**Given problem**.
Below are records; state how many of their lines hold the word "title", and give only the figure.

[Part of a data file]
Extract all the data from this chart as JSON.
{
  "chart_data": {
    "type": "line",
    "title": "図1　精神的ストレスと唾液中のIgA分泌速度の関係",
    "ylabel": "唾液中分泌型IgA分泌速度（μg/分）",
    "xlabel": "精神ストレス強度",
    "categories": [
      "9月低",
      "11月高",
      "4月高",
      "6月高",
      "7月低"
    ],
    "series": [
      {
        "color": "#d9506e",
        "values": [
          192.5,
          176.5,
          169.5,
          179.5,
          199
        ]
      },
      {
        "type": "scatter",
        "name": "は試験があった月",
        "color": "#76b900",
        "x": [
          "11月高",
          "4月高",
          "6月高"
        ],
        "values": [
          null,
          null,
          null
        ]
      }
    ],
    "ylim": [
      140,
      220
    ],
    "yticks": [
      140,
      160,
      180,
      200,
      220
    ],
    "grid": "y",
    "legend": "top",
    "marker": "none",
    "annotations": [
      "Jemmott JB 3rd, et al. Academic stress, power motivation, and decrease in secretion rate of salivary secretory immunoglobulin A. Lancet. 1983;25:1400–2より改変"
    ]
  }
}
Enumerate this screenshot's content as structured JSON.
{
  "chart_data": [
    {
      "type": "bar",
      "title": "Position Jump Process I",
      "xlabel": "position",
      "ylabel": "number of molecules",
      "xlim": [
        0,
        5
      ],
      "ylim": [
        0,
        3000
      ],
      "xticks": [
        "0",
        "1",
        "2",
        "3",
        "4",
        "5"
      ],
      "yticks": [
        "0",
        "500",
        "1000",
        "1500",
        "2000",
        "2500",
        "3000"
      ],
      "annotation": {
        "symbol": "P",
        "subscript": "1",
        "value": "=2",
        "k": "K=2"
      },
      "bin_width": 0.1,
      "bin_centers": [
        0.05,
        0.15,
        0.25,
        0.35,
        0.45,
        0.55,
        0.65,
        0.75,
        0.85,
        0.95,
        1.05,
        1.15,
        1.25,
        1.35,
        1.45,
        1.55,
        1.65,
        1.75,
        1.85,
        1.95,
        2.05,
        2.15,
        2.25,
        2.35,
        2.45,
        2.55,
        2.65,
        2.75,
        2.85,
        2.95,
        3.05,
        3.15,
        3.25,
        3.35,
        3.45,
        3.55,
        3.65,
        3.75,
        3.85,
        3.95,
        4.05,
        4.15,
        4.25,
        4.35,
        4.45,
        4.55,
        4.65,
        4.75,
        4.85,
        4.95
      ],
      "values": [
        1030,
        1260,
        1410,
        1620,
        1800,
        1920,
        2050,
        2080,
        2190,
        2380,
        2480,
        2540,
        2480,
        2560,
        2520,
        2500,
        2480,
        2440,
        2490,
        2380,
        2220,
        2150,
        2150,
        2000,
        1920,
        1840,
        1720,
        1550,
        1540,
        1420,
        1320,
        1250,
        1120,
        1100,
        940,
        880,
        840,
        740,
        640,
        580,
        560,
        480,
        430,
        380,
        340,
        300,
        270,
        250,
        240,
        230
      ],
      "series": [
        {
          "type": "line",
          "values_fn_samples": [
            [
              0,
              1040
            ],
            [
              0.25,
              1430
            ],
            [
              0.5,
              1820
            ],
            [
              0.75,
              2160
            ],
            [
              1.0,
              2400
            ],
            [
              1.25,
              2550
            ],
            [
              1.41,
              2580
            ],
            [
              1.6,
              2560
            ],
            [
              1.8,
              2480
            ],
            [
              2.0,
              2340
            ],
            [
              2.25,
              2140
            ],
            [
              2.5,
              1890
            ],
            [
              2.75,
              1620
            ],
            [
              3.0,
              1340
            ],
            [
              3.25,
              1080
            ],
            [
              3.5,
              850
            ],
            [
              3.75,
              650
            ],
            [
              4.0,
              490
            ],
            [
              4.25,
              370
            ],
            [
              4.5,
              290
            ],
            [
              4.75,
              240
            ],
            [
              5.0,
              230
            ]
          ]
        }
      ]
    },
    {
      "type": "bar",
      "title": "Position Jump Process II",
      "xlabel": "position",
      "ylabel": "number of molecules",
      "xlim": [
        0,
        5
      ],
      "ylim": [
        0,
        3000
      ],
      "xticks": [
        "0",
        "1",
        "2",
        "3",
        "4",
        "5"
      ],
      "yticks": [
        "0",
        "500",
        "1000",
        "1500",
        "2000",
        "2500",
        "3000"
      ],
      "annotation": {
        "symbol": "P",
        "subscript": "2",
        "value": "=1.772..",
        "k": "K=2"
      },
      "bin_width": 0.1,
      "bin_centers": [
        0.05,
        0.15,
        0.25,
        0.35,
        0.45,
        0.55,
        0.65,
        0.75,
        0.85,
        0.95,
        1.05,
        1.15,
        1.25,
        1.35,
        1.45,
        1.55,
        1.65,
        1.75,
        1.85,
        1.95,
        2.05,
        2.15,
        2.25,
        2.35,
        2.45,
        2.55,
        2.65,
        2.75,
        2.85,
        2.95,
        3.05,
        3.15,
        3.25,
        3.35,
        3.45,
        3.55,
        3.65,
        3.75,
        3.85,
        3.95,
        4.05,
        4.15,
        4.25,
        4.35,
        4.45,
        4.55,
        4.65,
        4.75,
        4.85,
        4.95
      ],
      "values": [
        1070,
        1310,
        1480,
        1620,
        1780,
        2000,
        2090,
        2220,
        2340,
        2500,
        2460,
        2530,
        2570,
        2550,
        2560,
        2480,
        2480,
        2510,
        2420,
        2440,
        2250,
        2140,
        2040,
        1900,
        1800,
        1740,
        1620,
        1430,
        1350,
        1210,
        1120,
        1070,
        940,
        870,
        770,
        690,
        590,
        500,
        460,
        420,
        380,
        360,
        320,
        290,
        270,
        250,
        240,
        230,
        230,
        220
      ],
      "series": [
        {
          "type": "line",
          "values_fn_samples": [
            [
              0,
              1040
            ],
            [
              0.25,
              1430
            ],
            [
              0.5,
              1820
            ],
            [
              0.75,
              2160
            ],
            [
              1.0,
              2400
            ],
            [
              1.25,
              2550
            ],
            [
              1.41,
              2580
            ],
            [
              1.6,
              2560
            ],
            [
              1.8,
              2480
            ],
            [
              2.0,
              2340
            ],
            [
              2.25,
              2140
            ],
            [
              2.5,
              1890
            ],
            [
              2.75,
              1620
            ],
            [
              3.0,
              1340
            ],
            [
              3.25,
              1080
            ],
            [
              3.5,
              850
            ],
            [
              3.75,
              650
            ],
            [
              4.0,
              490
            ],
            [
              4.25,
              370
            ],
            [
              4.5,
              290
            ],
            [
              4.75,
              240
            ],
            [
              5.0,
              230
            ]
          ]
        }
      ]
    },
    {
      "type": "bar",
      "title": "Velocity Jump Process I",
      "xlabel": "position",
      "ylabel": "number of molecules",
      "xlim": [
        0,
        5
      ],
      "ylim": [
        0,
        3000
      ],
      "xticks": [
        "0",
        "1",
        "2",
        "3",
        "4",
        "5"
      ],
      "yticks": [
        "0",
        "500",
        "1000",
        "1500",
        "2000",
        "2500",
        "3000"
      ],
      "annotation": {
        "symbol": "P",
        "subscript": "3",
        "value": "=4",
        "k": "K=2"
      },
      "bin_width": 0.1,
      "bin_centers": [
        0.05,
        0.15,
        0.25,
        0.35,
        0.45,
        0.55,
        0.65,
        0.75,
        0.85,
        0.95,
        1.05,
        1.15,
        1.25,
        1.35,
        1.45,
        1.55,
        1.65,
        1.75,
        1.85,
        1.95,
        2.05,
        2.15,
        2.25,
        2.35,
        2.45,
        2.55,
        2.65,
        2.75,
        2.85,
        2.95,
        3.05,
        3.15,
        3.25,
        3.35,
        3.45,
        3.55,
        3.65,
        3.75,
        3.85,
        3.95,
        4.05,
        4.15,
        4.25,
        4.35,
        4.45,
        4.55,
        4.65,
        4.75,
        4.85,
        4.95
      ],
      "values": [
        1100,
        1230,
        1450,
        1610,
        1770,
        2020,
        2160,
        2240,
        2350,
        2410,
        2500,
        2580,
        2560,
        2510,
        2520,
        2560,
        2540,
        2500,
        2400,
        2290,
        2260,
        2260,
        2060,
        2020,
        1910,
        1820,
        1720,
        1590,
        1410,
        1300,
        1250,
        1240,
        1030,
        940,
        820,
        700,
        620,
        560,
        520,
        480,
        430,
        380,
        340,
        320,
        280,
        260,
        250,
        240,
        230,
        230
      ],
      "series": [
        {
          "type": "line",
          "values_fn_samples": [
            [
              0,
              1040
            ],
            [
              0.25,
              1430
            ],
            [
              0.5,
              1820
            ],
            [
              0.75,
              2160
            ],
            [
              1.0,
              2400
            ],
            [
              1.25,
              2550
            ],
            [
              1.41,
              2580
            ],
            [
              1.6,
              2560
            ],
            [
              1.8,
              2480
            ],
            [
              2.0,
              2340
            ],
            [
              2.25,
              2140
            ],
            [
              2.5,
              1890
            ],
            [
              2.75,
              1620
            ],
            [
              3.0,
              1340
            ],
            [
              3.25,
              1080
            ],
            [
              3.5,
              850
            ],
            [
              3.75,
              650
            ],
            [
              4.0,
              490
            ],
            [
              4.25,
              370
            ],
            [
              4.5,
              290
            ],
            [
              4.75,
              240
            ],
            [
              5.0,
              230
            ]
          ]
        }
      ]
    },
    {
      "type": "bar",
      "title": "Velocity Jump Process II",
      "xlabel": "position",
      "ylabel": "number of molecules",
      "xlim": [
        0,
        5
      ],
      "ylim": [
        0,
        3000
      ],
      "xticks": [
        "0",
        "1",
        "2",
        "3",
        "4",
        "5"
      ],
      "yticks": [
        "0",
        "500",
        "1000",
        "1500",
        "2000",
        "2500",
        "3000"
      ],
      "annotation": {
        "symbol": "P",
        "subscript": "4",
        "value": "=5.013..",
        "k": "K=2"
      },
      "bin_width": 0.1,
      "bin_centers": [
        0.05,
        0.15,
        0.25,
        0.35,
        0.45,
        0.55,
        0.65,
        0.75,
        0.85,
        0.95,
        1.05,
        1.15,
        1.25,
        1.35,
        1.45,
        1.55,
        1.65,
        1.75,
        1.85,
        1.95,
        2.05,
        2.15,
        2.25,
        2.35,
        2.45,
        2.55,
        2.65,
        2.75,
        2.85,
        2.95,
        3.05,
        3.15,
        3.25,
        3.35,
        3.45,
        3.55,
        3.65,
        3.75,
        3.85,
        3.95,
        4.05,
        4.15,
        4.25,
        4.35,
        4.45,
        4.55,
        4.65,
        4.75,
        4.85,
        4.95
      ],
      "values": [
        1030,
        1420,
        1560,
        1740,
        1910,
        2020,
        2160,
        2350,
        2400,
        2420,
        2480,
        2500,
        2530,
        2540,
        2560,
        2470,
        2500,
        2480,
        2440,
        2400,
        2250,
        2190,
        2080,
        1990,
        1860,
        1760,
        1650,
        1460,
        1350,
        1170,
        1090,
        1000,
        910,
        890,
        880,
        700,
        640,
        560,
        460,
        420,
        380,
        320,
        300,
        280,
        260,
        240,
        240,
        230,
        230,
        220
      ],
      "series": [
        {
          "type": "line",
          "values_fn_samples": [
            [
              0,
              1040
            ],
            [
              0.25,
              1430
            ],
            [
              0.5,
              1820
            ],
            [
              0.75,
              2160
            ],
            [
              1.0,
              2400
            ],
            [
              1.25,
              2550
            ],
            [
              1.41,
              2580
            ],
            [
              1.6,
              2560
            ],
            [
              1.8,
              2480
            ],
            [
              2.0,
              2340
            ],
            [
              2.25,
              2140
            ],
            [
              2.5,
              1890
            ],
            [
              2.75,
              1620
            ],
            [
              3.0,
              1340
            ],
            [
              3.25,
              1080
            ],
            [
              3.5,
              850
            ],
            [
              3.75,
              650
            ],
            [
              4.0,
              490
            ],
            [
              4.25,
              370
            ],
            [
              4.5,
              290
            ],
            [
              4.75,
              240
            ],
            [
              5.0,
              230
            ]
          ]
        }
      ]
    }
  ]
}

**Solution for this exercise**.
5